## WHAT IS BEING ASKED:
Consider the data that follows and state how many lines contain the string "نہیں", using the number alone.

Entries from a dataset
========================================================================
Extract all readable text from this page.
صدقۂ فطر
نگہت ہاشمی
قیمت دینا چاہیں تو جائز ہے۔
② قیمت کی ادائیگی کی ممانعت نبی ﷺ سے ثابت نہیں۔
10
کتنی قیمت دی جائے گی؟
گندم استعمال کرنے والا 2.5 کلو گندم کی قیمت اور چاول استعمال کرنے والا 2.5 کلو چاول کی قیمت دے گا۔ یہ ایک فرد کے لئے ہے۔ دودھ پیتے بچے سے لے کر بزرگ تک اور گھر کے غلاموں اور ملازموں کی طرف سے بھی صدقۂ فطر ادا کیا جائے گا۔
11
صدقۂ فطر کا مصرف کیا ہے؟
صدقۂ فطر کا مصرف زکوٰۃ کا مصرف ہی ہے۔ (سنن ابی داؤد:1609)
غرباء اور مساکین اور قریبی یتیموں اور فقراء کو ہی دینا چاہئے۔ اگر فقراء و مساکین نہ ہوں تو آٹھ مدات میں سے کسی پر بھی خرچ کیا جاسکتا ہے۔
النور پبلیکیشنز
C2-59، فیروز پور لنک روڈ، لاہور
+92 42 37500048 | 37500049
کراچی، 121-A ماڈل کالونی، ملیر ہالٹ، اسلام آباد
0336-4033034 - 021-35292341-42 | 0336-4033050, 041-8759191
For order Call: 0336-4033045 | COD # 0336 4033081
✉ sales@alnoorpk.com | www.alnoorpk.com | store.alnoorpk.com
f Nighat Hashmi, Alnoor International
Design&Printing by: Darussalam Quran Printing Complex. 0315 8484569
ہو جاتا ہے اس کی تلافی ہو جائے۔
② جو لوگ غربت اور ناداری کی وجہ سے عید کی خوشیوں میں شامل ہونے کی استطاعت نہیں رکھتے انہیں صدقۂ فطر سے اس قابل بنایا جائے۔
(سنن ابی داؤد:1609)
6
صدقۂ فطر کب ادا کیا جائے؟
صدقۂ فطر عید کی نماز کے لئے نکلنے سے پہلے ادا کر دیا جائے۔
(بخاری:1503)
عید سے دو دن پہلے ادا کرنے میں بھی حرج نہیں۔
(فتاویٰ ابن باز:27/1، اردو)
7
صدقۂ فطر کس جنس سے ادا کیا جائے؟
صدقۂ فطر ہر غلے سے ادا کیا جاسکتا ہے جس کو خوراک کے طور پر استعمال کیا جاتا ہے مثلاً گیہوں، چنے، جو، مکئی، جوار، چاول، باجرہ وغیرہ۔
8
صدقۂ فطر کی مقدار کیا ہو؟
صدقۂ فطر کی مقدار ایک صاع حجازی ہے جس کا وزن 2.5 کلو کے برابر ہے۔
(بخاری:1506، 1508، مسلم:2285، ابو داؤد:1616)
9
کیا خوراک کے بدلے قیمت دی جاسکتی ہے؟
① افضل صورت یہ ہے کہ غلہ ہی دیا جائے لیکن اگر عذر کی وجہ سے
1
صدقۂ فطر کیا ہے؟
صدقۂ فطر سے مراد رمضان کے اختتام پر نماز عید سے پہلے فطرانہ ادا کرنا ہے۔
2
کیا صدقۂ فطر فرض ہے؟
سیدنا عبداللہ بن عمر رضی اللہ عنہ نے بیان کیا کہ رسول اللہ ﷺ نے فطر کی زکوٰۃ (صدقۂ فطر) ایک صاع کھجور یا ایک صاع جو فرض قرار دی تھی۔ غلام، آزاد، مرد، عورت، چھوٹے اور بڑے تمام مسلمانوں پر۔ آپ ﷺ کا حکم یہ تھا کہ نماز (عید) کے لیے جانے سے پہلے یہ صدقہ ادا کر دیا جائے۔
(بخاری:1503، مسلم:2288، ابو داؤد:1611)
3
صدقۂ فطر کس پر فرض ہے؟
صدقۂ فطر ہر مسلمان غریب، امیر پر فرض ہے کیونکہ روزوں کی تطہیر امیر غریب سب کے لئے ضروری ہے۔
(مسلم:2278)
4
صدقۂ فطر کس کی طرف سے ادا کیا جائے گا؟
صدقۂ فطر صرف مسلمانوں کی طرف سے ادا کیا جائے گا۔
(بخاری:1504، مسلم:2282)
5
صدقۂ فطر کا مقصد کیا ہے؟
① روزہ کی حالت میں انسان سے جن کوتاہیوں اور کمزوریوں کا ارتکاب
========================================================================
## EXERCISE SOLUTION:
3